PROBLEM TO SOLVE — Find every line with the word "Captagon" and give their count, nothing else.

Dataset entries
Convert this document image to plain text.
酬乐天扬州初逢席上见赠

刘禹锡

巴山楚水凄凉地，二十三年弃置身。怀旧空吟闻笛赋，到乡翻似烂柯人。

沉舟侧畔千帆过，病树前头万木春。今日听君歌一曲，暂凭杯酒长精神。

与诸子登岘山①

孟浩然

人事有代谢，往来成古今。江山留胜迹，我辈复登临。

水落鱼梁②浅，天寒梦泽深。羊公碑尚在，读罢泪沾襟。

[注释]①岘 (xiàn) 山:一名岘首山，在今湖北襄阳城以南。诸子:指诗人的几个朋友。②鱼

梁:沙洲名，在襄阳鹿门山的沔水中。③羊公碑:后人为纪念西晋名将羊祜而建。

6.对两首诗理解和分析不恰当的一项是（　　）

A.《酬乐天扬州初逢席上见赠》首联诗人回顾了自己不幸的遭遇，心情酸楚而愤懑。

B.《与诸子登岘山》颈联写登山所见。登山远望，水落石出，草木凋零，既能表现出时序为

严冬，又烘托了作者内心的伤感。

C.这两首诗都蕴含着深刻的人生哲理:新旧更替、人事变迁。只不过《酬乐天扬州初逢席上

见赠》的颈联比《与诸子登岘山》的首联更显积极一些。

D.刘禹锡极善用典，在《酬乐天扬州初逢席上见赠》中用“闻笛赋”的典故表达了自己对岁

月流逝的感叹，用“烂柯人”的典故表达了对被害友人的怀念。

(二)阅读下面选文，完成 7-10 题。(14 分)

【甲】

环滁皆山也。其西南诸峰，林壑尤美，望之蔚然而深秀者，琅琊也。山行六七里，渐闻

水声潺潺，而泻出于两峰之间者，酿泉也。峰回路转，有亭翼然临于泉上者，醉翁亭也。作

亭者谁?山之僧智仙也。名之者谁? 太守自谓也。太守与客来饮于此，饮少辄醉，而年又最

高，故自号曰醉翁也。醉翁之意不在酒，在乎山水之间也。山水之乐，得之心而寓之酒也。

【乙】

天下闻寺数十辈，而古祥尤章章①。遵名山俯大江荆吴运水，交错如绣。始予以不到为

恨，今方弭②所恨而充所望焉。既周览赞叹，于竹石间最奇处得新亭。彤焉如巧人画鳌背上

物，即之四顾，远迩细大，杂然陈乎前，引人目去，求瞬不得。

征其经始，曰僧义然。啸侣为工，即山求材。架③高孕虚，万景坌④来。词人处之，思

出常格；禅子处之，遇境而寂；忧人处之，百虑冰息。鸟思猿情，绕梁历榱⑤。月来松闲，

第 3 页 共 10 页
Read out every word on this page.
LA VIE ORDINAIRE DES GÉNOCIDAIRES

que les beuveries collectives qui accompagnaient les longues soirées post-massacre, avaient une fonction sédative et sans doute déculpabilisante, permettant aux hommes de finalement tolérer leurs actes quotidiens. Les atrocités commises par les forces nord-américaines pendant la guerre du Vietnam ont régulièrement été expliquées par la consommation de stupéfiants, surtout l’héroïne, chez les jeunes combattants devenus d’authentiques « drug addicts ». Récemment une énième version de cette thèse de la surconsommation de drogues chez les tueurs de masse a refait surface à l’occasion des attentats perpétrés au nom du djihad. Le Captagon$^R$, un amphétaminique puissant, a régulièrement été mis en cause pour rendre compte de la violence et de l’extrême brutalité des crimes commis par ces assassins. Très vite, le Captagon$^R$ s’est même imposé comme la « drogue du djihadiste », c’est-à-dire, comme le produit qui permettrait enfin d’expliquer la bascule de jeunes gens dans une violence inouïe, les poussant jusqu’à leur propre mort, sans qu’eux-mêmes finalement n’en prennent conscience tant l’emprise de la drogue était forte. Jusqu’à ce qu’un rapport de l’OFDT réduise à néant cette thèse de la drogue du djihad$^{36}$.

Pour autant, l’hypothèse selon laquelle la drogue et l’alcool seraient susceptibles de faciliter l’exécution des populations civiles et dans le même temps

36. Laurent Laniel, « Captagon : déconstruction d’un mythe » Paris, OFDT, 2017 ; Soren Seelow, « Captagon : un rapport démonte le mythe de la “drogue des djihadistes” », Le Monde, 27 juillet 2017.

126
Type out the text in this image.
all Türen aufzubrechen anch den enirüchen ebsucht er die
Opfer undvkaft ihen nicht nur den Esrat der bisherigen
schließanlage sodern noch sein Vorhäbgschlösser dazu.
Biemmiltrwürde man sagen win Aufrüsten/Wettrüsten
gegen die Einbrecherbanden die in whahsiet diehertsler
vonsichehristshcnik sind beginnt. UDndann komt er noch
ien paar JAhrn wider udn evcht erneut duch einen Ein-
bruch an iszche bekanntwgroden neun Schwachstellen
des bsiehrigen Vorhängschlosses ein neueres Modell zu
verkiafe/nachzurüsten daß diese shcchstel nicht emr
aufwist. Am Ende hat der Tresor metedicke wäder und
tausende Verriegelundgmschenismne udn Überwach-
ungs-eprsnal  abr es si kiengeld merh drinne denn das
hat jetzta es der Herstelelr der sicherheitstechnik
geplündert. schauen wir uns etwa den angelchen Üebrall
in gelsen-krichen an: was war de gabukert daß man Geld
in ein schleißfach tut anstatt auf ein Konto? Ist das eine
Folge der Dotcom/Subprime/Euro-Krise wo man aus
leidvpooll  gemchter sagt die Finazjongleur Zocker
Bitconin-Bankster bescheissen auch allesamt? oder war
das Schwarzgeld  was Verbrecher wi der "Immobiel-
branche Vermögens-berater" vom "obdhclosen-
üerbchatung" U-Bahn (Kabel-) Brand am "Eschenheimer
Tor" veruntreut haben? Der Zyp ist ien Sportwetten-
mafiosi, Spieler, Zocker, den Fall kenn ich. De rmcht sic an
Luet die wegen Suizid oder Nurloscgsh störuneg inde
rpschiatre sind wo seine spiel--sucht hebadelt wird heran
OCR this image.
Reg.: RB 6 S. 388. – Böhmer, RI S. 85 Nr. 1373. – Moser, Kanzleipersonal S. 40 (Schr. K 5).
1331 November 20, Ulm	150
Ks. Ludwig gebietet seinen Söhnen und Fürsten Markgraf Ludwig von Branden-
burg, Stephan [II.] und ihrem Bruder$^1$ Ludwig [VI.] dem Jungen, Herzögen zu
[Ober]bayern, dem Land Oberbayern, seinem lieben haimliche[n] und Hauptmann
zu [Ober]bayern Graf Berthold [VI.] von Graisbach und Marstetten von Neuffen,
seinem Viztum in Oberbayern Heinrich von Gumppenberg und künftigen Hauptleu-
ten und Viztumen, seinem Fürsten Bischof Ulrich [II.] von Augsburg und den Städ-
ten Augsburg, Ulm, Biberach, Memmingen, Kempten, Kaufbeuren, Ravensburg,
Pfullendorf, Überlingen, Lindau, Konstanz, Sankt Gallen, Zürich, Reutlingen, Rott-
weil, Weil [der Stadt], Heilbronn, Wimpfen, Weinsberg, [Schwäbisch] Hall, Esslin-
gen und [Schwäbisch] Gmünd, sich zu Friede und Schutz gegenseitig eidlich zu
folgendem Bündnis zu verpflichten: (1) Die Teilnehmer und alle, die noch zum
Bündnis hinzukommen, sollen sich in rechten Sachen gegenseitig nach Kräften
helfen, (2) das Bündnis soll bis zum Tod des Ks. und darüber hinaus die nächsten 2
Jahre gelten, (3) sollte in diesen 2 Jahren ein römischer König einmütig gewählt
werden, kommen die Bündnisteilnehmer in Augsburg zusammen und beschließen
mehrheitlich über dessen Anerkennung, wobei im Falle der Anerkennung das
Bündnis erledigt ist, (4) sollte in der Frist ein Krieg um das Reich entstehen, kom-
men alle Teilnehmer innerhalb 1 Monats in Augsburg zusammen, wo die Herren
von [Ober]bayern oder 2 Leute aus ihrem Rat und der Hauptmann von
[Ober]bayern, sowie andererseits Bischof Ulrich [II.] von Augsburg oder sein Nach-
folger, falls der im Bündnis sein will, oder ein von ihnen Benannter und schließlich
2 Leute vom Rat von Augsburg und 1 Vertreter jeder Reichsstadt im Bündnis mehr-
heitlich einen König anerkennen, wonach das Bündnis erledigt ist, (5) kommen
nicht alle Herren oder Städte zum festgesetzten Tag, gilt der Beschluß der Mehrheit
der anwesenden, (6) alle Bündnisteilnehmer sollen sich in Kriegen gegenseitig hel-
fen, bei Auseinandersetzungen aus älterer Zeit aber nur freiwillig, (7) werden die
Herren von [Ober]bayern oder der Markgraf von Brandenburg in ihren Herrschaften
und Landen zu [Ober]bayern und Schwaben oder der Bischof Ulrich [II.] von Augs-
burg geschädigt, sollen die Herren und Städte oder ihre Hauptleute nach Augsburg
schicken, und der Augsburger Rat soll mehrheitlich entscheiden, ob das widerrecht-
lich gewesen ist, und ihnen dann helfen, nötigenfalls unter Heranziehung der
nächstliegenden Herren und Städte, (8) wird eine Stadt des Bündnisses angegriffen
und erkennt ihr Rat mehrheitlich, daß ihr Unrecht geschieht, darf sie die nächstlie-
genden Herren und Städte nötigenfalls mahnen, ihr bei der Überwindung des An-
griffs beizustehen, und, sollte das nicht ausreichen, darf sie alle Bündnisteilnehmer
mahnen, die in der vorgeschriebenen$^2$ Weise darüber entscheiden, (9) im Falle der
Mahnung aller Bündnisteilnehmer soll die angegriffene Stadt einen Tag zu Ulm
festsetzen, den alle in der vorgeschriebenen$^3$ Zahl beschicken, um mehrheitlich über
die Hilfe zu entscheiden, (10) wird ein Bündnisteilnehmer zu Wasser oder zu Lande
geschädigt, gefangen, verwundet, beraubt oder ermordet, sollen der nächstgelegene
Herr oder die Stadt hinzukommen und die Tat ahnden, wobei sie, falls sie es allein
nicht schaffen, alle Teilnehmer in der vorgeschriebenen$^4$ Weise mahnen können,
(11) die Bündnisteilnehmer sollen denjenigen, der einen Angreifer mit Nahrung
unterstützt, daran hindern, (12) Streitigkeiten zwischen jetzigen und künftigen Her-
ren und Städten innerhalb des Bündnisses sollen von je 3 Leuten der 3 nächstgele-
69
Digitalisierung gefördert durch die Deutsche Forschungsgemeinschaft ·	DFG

EXPECTED OUTPUT — 2